* _EXERCISE AIM_
Copy each record exactly as it reads, leaving out any pictures it holds.

* _SUPPLIED MATERIAL_

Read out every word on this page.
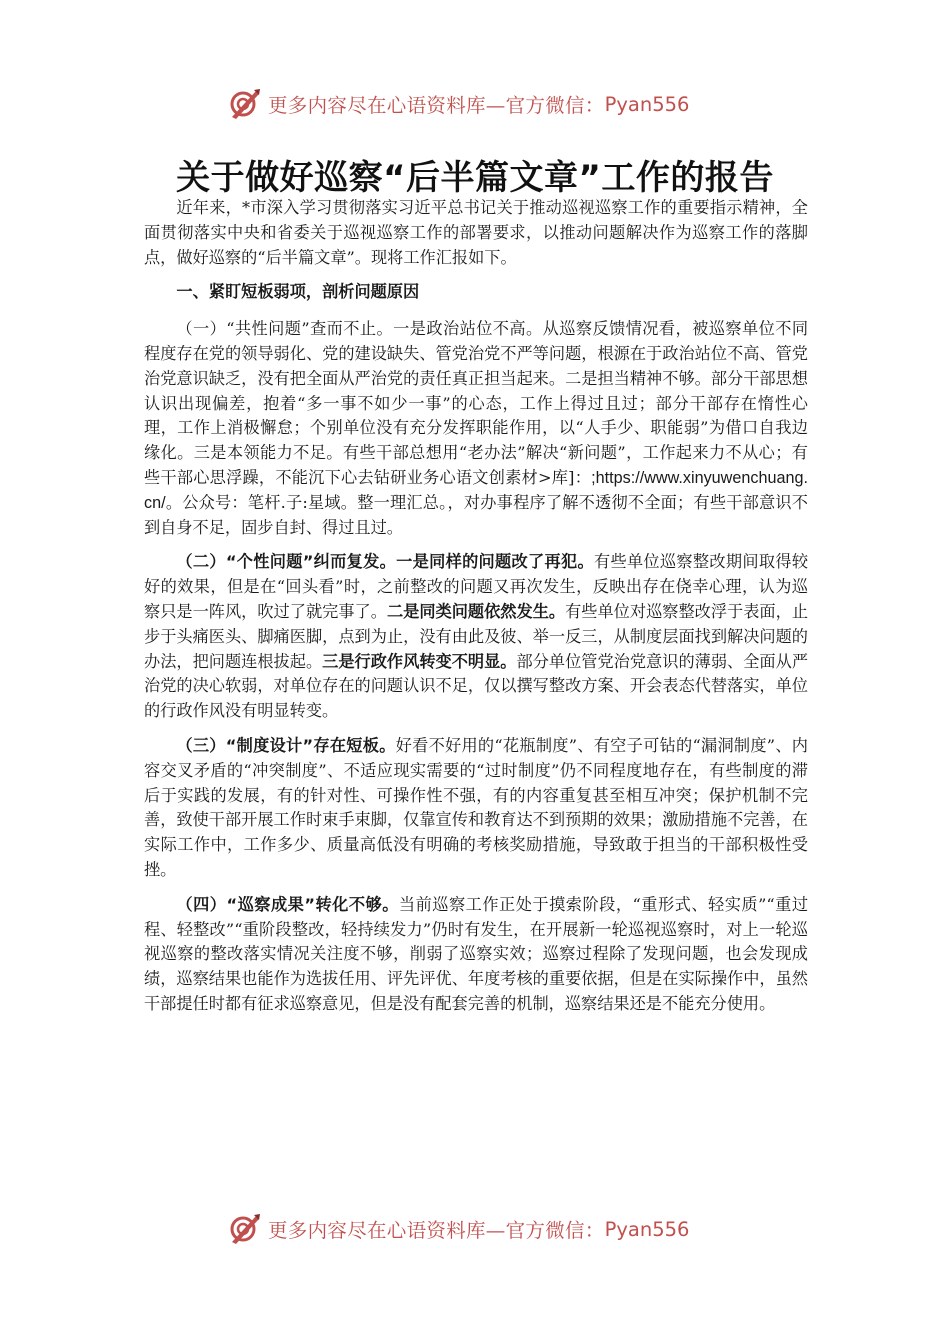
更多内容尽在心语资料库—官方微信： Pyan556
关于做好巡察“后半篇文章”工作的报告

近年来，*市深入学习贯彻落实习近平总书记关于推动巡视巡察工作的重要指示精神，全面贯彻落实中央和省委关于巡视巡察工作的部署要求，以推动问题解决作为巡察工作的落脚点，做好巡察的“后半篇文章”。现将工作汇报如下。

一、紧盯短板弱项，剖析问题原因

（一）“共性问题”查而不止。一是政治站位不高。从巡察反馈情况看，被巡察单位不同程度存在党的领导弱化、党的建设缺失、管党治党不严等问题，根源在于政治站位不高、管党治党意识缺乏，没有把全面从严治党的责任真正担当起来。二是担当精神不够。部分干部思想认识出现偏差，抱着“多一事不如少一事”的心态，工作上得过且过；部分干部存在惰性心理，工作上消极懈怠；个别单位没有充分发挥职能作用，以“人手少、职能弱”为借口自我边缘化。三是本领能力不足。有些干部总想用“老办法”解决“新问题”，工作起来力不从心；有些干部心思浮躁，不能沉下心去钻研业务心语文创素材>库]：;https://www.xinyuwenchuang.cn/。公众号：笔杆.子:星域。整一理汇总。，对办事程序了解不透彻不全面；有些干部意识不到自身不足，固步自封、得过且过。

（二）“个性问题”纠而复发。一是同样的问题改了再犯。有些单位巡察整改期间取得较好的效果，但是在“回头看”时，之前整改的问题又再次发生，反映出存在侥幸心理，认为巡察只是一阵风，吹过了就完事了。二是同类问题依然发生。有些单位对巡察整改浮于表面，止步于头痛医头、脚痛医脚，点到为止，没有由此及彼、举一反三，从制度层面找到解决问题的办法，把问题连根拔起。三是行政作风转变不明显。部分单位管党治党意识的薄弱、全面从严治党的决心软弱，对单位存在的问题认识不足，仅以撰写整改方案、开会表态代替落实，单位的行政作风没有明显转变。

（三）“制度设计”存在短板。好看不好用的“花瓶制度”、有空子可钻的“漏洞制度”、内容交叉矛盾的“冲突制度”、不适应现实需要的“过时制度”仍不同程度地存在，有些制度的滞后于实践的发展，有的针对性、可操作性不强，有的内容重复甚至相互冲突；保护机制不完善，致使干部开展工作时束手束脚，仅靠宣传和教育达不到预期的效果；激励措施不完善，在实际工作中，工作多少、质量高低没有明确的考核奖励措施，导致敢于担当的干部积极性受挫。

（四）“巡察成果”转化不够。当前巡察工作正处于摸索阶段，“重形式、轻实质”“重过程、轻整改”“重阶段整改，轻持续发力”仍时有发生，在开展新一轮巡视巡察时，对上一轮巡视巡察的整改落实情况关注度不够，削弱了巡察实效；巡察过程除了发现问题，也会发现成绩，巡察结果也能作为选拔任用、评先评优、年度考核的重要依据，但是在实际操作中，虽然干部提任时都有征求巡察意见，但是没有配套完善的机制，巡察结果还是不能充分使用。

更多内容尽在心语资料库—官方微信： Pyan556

* _EXERCISE RESULT_
Read out every word on this page.
更多内容尽在心语资料库—官方微信： Pyan556
关于做好巡察“后半篇文章”工作的报告

近年来，*市深入学习贯彻落实习近平总书记关于推动巡视巡察工作的重要指示精神，全面贯彻落实中央和省委关于巡视巡察工作的部署要求，以推动问题解决作为巡察工作的落脚点，做好巡察的“后半篇文章”。现将工作汇报如下。

一、紧盯短板弱项，剖析问题原因

（一）“共性问题”查而不止。一是政治站位不高。从巡察反馈情况看，被巡察单位不同程度存在党的领导弱化、党的建设缺失、管党治党不严等问题，根源在于政治站位不高、管党治党意识缺乏，没有把全面从严治党的责任真正担当起来。二是担当精神不够。部分干部思想认识出现偏差，抱着“多一事不如少一事”的心态，工作上得过且过；部分干部存在惰性心理，工作上消极懈怠；个别单位没有充分发挥职能作用，以“人手少、职能弱”为借口自我边缘化。三是本领能力不足。有些干部总想用“老办法”解决“新问题”，工作起来力不从心；有些干部心思浮躁，不能沉下心去钻研业务心语文创素材>库]：;https://www.xinyuwenchuang.cn/。公众号：笔杆.子:星域。整一理汇总。，对办事程序了解不透彻不全面；有些干部意识不到自身不足，固步自封、得过且过。

（二）“个性问题”纠而复发。一是同样的问题改了再犯。有些单位巡察整改期间取得较好的效果，但是在“回头看”时，之前整改的问题又再次发生，反映出存在侥幸心理，认为巡察只是一阵风，吹过了就完事了。二是同类问题依然发生。有些单位对巡察整改浮于表面，止步于头痛医头、脚痛医脚，点到为止，没有由此及彼、举一反三，从制度层面找到解决问题的办法，把问题连根拔起。三是行政作风转变不明显。部分单位管党治党意识的薄弱、全面从严治党的决心软弱，对单位存在的问题认识不足，仅以撰写整改方案、开会表态代替落实，单位的行政作风没有明显转变。

（三）“制度设计”存在短板。好看不好用的“花瓶制度”、有空子可钻的“漏洞制度”、内容交叉矛盾的“冲突制度”、不适应现实需要的“过时制度”仍不同程度地存在，有些制度的滞后于实践的发展，有的针对性、可操作性不强，有的内容重复甚至相互冲突；保护机制不完善，致使干部开展工作时束手束脚，仅靠宣传和教育达不到预期的效果；激励措施不完善，在实际工作中，工作多少、质量高低没有明确的考核奖励措施，导致敢于担当的干部积极性受挫。

（四）“巡察成果”转化不够。当前巡察工作正处于摸索阶段，“重形式、轻实质”“重过程、轻整改”“重阶段整改，轻持续发力”仍时有发生，在开展新一轮巡视巡察时，对上一轮巡视巡察的整改落实情况关注度不够，削弱了巡察实效；巡察过程除了发现问题，也会发现成绩，巡察结果也能作为选拔任用、评先评优、年度考核的重要依据，但是在实际操作中，虽然干部提任时都有征求巡察意见，但是没有配套完善的机制，巡察结果还是不能充分使用。

更多内容尽在心语资料库—官方微信： Pyan556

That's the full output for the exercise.